* [LISTED RECORDS]
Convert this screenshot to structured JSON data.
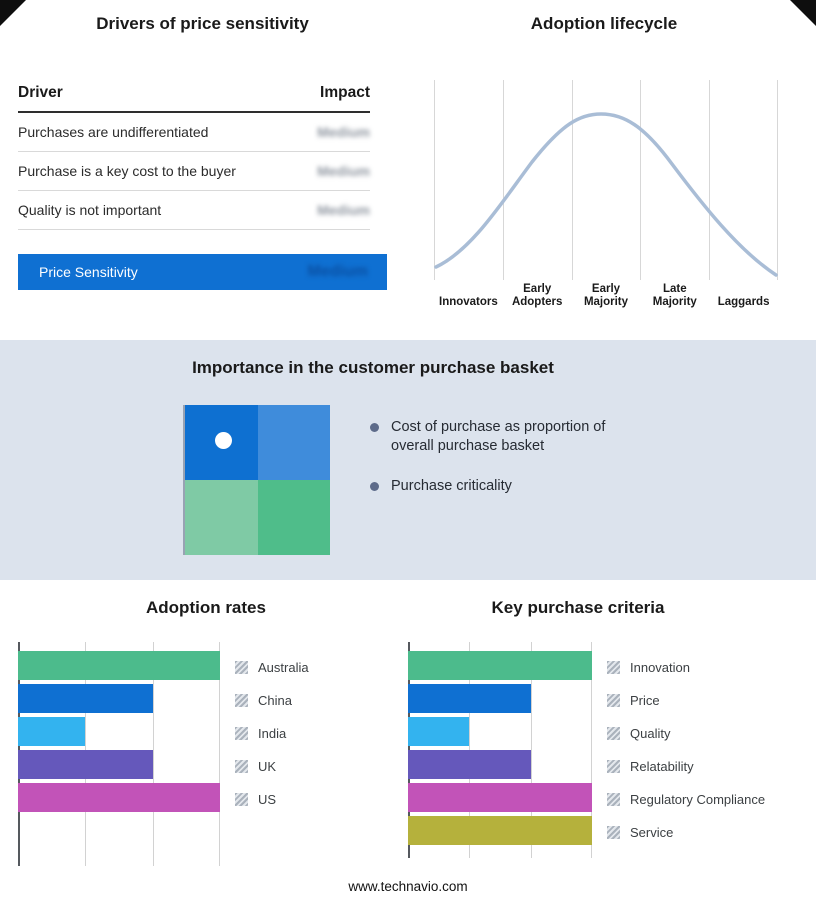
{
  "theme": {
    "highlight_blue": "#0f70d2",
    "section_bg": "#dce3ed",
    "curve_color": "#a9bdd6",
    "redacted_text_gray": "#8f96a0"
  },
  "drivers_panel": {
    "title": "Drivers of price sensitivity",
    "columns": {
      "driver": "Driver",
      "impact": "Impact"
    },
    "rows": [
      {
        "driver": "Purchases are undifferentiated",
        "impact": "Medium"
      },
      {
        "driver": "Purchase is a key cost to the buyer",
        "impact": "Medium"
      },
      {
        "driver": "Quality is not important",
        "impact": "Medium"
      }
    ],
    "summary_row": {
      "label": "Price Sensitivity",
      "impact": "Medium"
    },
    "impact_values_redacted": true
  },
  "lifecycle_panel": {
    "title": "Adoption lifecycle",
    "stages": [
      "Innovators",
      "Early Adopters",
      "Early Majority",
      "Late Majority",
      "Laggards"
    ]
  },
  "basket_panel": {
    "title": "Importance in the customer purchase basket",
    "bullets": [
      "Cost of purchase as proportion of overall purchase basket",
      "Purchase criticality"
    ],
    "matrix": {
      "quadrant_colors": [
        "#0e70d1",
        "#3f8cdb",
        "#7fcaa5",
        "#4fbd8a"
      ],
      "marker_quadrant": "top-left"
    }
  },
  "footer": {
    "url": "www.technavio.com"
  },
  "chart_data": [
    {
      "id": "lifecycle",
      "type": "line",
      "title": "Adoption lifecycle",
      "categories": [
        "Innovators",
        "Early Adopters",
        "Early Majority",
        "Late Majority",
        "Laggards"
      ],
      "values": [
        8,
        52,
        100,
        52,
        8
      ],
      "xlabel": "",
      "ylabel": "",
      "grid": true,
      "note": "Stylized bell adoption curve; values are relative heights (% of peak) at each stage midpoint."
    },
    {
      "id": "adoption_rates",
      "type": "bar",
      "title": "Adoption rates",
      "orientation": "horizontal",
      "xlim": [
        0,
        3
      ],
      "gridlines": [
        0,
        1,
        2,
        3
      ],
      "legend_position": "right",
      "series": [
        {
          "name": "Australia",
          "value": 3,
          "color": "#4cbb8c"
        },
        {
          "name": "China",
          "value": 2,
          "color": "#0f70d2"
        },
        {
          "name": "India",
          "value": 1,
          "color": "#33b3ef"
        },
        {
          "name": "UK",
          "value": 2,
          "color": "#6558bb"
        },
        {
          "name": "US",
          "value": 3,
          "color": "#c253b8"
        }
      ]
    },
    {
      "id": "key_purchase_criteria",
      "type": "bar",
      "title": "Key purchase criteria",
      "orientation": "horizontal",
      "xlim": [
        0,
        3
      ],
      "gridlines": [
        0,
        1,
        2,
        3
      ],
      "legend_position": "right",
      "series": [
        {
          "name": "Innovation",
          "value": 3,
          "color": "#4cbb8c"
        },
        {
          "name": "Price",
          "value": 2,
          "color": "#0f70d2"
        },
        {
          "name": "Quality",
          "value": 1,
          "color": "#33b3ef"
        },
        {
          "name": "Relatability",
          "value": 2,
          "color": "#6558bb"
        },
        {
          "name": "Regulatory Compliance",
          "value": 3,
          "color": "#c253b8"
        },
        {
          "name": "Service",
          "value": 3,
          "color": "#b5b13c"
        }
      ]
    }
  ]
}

* [WRITTEN REQUEST]
Each entry above is to be written out again unchanged, apart from the pictures, which are left out.

* [RESPONSE TO THIS EXERCISE]
Convert this screenshot to structured JSON data.
{
  "theme": {
    "highlight_blue": "#0f70d2",
    "section_bg": "#dce3ed",
    "curve_color": "#a9bdd6",
    "redacted_text_gray": "#8f96a0"
  },
  "drivers_panel": {
    "title": "Drivers of price sensitivity",
    "columns": {
      "driver": "Driver",
      "impact": "Impact"
    },
    "rows": [
      {
        "driver": "Purchases are undifferentiated",
        "impact": "Medium"
      },
      {
        "driver": "Purchase is a key cost to the buyer",
        "impact": "Medium"
      },
      {
        "driver": "Quality is not important",
        "impact": "Medium"
      }
    ],
    "summary_row": {
      "label": "Price Sensitivity",
      "impact": "Medium"
    },
    "impact_values_redacted": true
  },
  "lifecycle_panel": {
    "title": "Adoption lifecycle",
    "stages": [
      "Innovators",
      "Early Adopters",
      "Early Majority",
      "Late Majority",
      "Laggards"
    ]
  },
  "basket_panel": {
    "title": "Importance in the customer purchase basket",
    "bullets": [
      "Cost of purchase as proportion of overall purchase basket",
      "Purchase criticality"
    ],
    "matrix": {
      "quadrant_colors": [
        "#0e70d1",
        "#3f8cdb",
        "#7fcaa5",
        "#4fbd8a"
      ],
      "marker_quadrant": "top-left"
    }
  },
  "footer": {
    "url": "www.technavio.com"
  },
  "chart_data": [
    {
      "id": "lifecycle",
      "type": "line",
      "title": "Adoption lifecycle",
      "categories": [
        "Innovators",
        "Early Adopters",
        "Early Majority",
        "Late Majority",
        "Laggards"
      ],
      "values": [
        8,
        52,
        100,
        52,
        8
      ],
      "xlabel": "",
      "ylabel": "",
      "grid": true,
      "note": "Stylized bell adoption curve; values are relative heights (% of peak) at each stage midpoint."
    },
    {
      "id": "adoption_rates",
      "type": "bar",
      "title": "Adoption rates",
      "orientation": "horizontal",
      "xlim": [
        0,
        3
      ],
      "gridlines": [
        0,
        1,
        2,
        3
      ],
      "legend_position": "right",
      "series": [
        {
          "name": "Australia",
          "value": 3,
          "color": "#4cbb8c"
        },
        {
          "name": "China",
          "value": 2,
          "color": "#0f70d2"
        },
        {
          "name": "India",
          "value": 1,
          "color": "#33b3ef"
        },
        {
          "name": "UK",
          "value": 2,
          "color": "#6558bb"
        },
        {
          "name": "US",
          "value": 3,
          "color": "#c253b8"
        }
      ]
    },
    {
      "id": "key_purchase_criteria",
      "type": "bar",
      "title": "Key purchase criteria",
      "orientation": "horizontal",
      "xlim": [
        0,
        3
      ],
      "gridlines": [
        0,
        1,
        2,
        3
      ],
      "legend_position": "right",
      "series": [
        {
          "name": "Innovation",
          "value": 3,
          "color": "#4cbb8c"
        },
        {
          "name": "Price",
          "value": 2,
          "color": "#0f70d2"
        },
        {
          "name": "Quality",
          "value": 1,
          "color": "#33b3ef"
        },
        {
          "name": "Relatability",
          "value": 2,
          "color": "#6558bb"
        },
        {
          "name": "Regulatory Compliance",
          "value": 3,
          "color": "#c253b8"
        },
        {
          "name": "Service",
          "value": 3,
          "color": "#b5b13c"
        }
      ]
    }
  ]
}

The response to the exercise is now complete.